*Source records*
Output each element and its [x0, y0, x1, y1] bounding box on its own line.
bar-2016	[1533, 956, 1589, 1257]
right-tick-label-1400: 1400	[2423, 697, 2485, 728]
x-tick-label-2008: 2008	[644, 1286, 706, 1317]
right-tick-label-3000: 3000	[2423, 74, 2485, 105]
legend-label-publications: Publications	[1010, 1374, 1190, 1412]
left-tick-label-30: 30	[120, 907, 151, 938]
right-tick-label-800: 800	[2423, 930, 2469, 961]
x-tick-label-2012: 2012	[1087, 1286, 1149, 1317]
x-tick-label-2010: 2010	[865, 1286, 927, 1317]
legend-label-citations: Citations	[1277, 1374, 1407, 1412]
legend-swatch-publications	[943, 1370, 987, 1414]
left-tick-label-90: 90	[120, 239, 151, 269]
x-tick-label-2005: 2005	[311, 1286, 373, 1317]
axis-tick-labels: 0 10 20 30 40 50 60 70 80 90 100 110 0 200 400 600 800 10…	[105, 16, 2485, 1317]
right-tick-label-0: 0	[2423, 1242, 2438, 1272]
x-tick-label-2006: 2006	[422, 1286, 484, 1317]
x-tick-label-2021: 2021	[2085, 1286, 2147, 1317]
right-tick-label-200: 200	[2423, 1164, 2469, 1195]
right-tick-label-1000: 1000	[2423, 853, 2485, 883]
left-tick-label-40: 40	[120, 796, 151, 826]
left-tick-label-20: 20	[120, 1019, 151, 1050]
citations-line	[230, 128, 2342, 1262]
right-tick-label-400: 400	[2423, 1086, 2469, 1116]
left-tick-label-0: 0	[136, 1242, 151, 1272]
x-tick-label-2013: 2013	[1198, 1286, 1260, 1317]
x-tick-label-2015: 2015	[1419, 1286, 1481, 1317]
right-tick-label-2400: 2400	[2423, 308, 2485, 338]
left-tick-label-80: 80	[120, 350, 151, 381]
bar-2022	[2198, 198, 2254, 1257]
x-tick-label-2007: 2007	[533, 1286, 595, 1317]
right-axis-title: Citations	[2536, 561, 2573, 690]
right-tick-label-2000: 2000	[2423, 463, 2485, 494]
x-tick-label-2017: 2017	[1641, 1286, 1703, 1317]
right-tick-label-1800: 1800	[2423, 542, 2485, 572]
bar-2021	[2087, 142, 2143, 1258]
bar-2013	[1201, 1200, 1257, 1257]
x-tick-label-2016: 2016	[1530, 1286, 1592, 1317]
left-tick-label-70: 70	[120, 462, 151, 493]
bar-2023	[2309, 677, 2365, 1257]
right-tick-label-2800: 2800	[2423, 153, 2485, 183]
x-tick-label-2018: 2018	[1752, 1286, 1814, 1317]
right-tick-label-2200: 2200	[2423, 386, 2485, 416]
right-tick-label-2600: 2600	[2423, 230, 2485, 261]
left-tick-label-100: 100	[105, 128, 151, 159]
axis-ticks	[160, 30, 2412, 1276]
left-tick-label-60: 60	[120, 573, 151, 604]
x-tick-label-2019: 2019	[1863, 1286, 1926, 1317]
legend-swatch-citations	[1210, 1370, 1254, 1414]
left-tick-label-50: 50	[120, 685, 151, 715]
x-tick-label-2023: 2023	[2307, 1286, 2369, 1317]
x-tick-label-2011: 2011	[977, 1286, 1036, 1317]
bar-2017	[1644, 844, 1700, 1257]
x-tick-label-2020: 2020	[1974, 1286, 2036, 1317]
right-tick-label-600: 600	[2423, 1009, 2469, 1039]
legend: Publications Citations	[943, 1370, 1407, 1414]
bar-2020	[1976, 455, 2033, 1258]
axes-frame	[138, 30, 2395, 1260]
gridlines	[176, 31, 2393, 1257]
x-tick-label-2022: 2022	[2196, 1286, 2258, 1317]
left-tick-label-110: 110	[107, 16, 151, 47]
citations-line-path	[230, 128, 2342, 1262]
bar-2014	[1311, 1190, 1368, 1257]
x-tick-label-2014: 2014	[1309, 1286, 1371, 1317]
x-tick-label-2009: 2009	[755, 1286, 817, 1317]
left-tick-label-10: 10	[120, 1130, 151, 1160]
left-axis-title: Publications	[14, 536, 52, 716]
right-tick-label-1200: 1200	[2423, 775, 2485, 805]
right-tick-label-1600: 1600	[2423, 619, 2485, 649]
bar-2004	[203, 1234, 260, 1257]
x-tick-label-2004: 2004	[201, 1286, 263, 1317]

*Aim*
Copy every line of the items above exactly as it appears, keeping the original order.

*Task result*
Output each element and its [x0, y0, x1, y1] bounding box on its own line.
bar-2016	[1533, 956, 1589, 1257]
right-tick-label-1400: 1400	[2423, 697, 2485, 728]
x-tick-label-2008: 2008	[644, 1286, 706, 1317]
right-tick-label-3000: 3000	[2423, 74, 2485, 105]
legend-label-publications: Publications	[1010, 1374, 1190, 1412]
left-tick-label-30: 30	[120, 907, 151, 938]
right-tick-label-800: 800	[2423, 930, 2469, 961]
x-tick-label-2012: 2012	[1087, 1286, 1149, 1317]
x-tick-label-2010: 2010	[865, 1286, 927, 1317]
legend-label-citations: Citations	[1277, 1374, 1407, 1412]
legend-swatch-publications	[943, 1370, 987, 1414]
left-tick-label-90: 90	[120, 239, 151, 269]
x-tick-label-2005: 2005	[311, 1286, 373, 1317]
axis-tick-labels: 0 10 20 30 40 50 60 70 80 90 100 110 0 200 400 600 800 10…	[105, 16, 2485, 1317]
right-tick-label-0: 0	[2423, 1242, 2438, 1272]
x-tick-label-2006: 2006	[422, 1286, 484, 1317]
x-tick-label-2021: 2021	[2085, 1286, 2147, 1317]
right-tick-label-200: 200	[2423, 1164, 2469, 1195]
right-tick-label-1000: 1000	[2423, 853, 2485, 883]
left-tick-label-40: 40	[120, 796, 151, 826]
left-tick-label-20: 20	[120, 1019, 151, 1050]
citations-line	[230, 128, 2342, 1262]
right-tick-label-400: 400	[2423, 1086, 2469, 1116]
left-tick-label-0: 0	[136, 1242, 151, 1272]
x-tick-label-2013: 2013	[1198, 1286, 1260, 1317]
x-tick-label-2015: 2015	[1419, 1286, 1481, 1317]
right-tick-label-2400: 2400	[2423, 308, 2485, 338]
left-tick-label-80: 80	[120, 350, 151, 381]
bar-2022	[2198, 198, 2254, 1257]
x-tick-label-2007: 2007	[533, 1286, 595, 1317]
right-axis-title: Citations	[2536, 561, 2573, 690]
right-tick-label-2000: 2000	[2423, 463, 2485, 494]
x-tick-label-2017: 2017	[1641, 1286, 1703, 1317]
right-tick-label-1800: 1800	[2423, 542, 2485, 572]
bar-2021	[2087, 142, 2143, 1258]
bar-2013	[1201, 1200, 1257, 1257]
x-tick-label-2016: 2016	[1530, 1286, 1592, 1317]
left-tick-label-70: 70	[120, 462, 151, 493]
bar-2023	[2309, 677, 2365, 1257]
right-tick-label-2800: 2800	[2423, 153, 2485, 183]
x-tick-label-2018: 2018	[1752, 1286, 1814, 1317]
right-tick-label-2200: 2200	[2423, 386, 2485, 416]
right-tick-label-2600: 2600	[2423, 230, 2485, 261]
left-tick-label-100: 100	[105, 128, 151, 159]
axis-ticks	[160, 30, 2412, 1276]
left-tick-label-60: 60	[120, 573, 151, 604]
x-tick-label-2019: 2019	[1863, 1286, 1926, 1317]
legend-swatch-citations	[1210, 1370, 1254, 1414]
left-tick-label-50: 50	[120, 685, 151, 715]
x-tick-label-2023: 2023	[2307, 1286, 2369, 1317]
x-tick-label-2011: 2011	[977, 1286, 1036, 1317]
bar-2017	[1644, 844, 1700, 1257]
x-tick-label-2020: 2020	[1974, 1286, 2036, 1317]
right-tick-label-600: 600	[2423, 1009, 2469, 1039]
legend: Publications Citations	[943, 1370, 1407, 1414]
bar-2020	[1976, 455, 2033, 1258]
axes-frame	[138, 30, 2395, 1260]
gridlines	[176, 31, 2393, 1257]
x-tick-label-2022: 2022	[2196, 1286, 2258, 1317]
left-tick-label-110: 110	[107, 16, 151, 47]
citations-line-path	[230, 128, 2342, 1262]
bar-2014	[1311, 1190, 1368, 1257]
x-tick-label-2014: 2014	[1309, 1286, 1371, 1317]
x-tick-label-2009: 2009	[755, 1286, 817, 1317]
left-tick-label-10: 10	[120, 1130, 151, 1160]
left-axis-title: Publications	[14, 536, 52, 716]
right-tick-label-1200: 1200	[2423, 775, 2485, 805]
right-tick-label-1600: 1600	[2423, 619, 2485, 649]
bar-2004	[203, 1234, 260, 1257]
x-tick-label-2004: 2004	[201, 1286, 263, 1317]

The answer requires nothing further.